Given instruction:
Gather all lines containing the string "xlabel" and copy them out.

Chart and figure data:

[BEGIN]

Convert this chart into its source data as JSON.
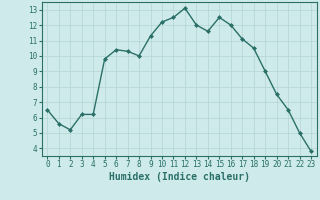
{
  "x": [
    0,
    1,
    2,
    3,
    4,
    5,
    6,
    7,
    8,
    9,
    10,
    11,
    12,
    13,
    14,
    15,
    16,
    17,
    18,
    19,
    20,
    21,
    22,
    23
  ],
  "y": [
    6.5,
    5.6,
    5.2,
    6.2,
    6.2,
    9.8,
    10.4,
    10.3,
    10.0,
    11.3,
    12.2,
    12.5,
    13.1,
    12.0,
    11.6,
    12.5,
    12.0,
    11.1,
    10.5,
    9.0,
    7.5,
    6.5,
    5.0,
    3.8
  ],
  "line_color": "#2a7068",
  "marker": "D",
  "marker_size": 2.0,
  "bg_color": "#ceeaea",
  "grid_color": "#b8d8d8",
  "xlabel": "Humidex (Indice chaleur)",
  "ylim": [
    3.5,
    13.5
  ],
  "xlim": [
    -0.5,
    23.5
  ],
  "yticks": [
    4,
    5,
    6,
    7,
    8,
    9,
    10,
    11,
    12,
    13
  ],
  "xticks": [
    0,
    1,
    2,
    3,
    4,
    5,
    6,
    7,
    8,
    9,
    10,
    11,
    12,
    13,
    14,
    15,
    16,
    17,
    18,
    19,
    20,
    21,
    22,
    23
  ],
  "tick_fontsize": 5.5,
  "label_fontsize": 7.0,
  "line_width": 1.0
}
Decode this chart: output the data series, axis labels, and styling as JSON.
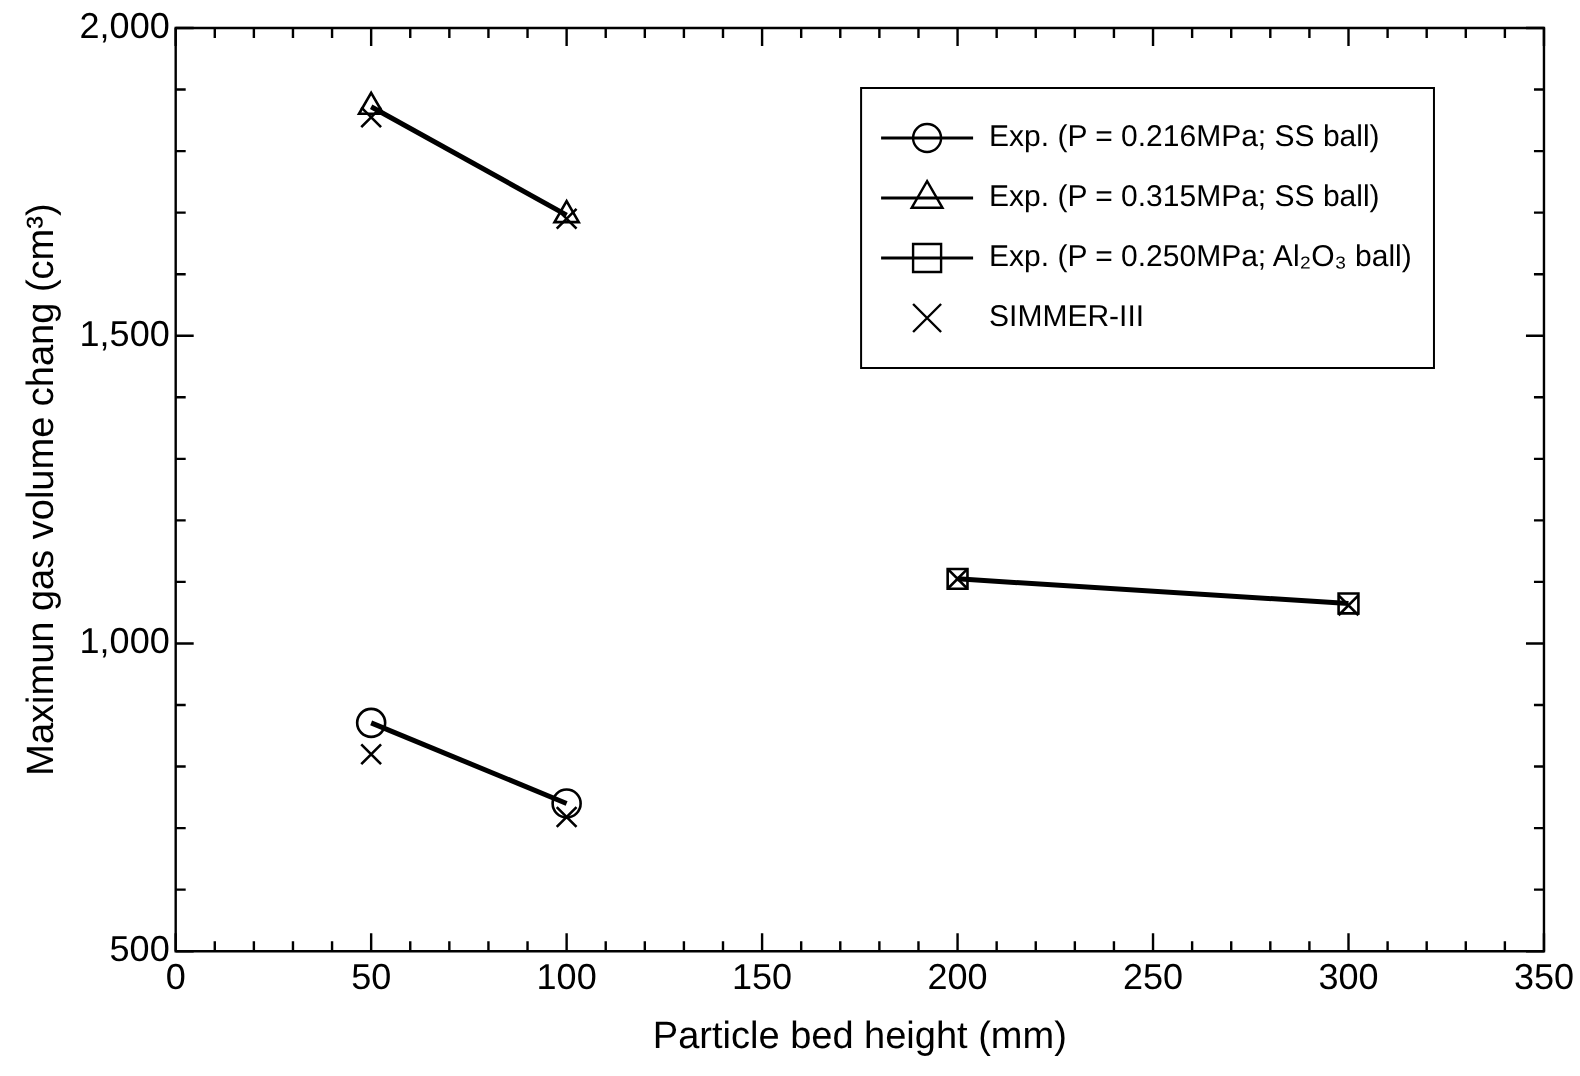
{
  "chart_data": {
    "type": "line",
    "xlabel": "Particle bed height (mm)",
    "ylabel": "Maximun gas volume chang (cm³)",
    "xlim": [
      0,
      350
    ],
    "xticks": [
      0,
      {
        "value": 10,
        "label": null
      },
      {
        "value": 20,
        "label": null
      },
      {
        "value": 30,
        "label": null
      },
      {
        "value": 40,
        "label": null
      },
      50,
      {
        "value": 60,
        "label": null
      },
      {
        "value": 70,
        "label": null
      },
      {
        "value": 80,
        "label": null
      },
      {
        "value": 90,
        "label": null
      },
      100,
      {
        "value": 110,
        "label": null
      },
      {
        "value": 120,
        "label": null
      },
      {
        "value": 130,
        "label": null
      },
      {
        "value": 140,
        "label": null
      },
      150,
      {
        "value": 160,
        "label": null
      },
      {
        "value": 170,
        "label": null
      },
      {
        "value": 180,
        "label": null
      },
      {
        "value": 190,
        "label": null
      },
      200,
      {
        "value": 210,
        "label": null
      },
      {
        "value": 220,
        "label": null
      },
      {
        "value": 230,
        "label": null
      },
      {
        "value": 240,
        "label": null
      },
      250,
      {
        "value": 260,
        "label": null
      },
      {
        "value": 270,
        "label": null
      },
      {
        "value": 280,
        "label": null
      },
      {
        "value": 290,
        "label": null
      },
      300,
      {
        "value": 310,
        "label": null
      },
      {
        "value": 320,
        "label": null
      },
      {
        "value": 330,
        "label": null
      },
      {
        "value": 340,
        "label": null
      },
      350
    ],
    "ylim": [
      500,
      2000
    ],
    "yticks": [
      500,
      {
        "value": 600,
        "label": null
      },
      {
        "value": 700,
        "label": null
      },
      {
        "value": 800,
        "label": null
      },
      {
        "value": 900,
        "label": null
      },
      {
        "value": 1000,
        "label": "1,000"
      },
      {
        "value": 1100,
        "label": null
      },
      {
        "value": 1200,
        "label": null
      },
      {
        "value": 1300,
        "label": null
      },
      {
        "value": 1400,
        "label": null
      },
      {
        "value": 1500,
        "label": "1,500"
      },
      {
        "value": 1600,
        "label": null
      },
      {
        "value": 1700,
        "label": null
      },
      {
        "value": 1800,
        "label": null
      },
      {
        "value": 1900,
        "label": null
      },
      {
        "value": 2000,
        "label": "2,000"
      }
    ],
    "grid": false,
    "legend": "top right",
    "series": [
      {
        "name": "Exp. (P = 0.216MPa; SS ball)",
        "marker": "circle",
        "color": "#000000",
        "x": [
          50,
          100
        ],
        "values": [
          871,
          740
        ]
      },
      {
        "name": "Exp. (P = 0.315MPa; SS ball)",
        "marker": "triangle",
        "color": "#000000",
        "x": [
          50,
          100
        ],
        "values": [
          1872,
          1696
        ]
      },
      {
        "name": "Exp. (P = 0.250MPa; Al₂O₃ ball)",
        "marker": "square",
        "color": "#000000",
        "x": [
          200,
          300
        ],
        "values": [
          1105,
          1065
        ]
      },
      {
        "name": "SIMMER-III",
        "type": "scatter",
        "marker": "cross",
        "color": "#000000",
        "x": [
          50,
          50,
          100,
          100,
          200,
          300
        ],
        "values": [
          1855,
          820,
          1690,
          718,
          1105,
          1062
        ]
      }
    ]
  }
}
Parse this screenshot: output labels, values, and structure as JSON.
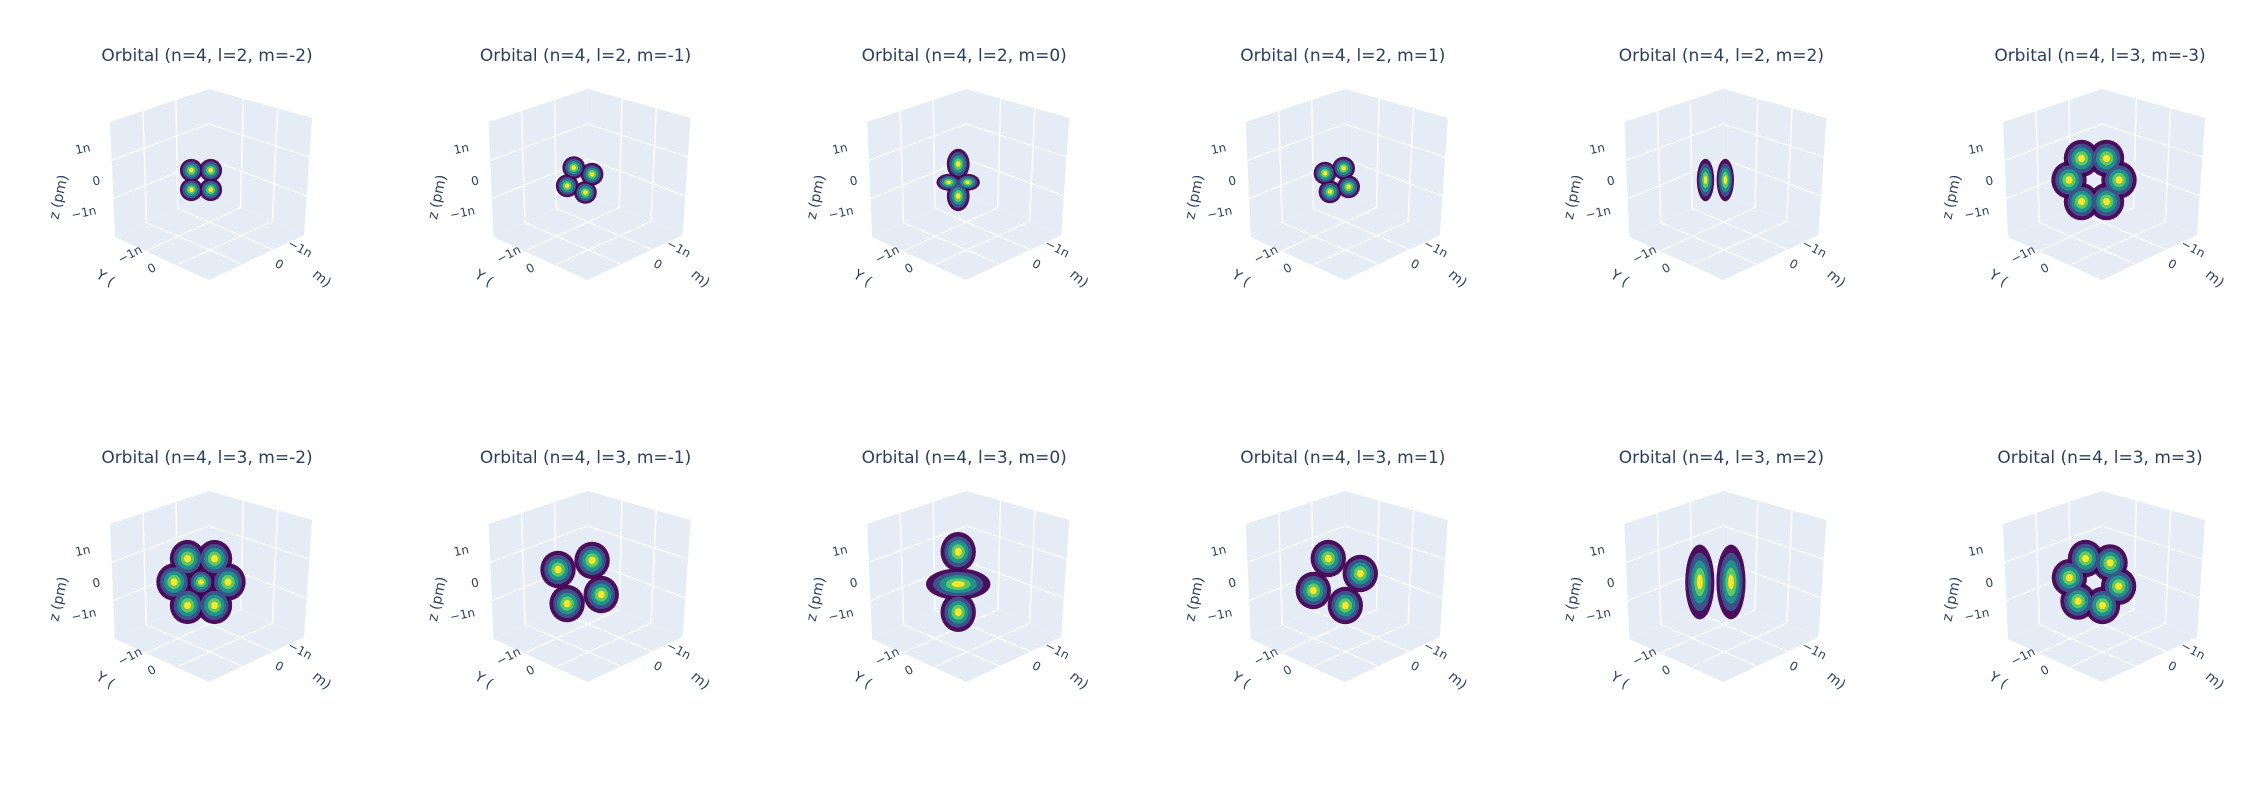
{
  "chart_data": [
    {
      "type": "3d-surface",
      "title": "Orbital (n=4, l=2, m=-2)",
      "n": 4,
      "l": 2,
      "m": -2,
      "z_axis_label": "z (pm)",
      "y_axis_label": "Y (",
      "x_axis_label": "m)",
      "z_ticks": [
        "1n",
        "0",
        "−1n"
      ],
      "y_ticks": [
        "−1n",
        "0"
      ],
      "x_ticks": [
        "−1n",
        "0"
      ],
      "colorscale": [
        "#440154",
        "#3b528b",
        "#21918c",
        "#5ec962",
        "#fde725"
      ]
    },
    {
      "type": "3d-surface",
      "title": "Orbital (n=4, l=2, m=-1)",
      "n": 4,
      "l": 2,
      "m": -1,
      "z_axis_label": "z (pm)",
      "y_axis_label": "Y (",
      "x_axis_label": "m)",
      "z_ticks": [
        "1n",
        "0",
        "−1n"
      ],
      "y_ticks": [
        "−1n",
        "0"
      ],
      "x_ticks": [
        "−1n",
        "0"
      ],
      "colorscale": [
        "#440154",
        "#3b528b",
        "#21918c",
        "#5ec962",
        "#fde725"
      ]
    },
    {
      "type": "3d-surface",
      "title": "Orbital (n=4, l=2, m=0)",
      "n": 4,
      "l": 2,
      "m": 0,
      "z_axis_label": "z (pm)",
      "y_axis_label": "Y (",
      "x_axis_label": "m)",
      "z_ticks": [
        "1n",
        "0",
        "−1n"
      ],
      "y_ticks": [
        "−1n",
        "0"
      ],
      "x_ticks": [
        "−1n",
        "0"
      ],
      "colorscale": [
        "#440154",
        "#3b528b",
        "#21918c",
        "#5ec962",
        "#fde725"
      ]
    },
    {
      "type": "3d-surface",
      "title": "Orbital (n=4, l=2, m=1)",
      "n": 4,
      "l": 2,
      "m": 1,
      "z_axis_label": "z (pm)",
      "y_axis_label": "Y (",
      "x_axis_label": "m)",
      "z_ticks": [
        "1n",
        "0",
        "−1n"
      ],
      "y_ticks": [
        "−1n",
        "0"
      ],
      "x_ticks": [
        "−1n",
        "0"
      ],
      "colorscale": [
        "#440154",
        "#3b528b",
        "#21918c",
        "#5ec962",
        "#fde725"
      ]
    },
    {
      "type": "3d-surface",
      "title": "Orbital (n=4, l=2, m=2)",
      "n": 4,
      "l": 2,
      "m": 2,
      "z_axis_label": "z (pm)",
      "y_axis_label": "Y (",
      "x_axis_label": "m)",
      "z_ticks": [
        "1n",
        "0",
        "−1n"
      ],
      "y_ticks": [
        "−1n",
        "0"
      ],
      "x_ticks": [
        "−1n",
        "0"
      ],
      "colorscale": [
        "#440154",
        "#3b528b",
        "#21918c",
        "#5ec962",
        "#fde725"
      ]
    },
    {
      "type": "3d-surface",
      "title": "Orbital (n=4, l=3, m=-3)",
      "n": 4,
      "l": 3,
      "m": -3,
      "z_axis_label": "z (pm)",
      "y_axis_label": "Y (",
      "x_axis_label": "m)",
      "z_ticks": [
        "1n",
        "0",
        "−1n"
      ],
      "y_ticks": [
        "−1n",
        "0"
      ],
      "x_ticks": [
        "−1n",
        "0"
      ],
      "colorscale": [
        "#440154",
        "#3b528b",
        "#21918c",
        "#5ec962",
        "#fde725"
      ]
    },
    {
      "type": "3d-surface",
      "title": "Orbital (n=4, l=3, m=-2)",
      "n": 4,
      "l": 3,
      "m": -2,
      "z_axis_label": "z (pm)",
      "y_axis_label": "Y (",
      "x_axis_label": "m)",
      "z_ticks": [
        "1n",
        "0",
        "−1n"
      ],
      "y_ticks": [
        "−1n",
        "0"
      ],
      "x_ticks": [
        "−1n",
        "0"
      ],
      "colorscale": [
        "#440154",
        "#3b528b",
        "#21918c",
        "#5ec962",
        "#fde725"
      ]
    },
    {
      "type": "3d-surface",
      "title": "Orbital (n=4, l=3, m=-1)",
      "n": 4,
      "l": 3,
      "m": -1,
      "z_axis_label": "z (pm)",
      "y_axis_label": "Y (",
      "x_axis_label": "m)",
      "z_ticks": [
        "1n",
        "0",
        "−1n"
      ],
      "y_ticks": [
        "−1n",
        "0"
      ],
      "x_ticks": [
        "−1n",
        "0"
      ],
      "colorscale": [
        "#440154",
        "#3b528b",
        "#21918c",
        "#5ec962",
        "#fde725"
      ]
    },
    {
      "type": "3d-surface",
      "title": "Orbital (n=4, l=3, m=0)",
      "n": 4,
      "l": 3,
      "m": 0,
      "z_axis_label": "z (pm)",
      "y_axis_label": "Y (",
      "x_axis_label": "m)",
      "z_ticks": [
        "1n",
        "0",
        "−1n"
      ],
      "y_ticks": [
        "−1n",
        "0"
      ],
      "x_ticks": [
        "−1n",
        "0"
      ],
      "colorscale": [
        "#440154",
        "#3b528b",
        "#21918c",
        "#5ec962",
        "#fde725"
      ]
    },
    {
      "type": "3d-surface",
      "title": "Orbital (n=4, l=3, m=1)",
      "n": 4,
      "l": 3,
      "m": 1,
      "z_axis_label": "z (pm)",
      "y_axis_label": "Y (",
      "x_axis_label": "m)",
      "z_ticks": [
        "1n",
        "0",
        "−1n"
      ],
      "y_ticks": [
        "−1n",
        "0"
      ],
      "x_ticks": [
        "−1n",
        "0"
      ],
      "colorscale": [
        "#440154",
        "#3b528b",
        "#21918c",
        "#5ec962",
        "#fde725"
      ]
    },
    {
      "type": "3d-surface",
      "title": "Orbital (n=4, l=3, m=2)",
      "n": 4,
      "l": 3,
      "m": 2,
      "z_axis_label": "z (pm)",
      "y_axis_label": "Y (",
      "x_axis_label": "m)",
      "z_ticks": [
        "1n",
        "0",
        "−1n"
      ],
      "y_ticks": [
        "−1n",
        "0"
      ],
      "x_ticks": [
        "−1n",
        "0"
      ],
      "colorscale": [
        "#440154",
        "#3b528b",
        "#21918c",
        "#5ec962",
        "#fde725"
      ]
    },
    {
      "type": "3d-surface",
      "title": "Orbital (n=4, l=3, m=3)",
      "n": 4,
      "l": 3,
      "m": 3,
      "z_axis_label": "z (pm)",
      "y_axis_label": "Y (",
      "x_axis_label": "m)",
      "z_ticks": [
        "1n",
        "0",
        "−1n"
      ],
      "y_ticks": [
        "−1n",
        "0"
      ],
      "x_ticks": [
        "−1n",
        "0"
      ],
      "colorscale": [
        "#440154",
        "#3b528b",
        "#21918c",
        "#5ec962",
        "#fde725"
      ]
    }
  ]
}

[END]

Expected output:
  "xlabel": "Humidex (Indice chaleur)",
    "xlabel": "Particle bed height (mm)",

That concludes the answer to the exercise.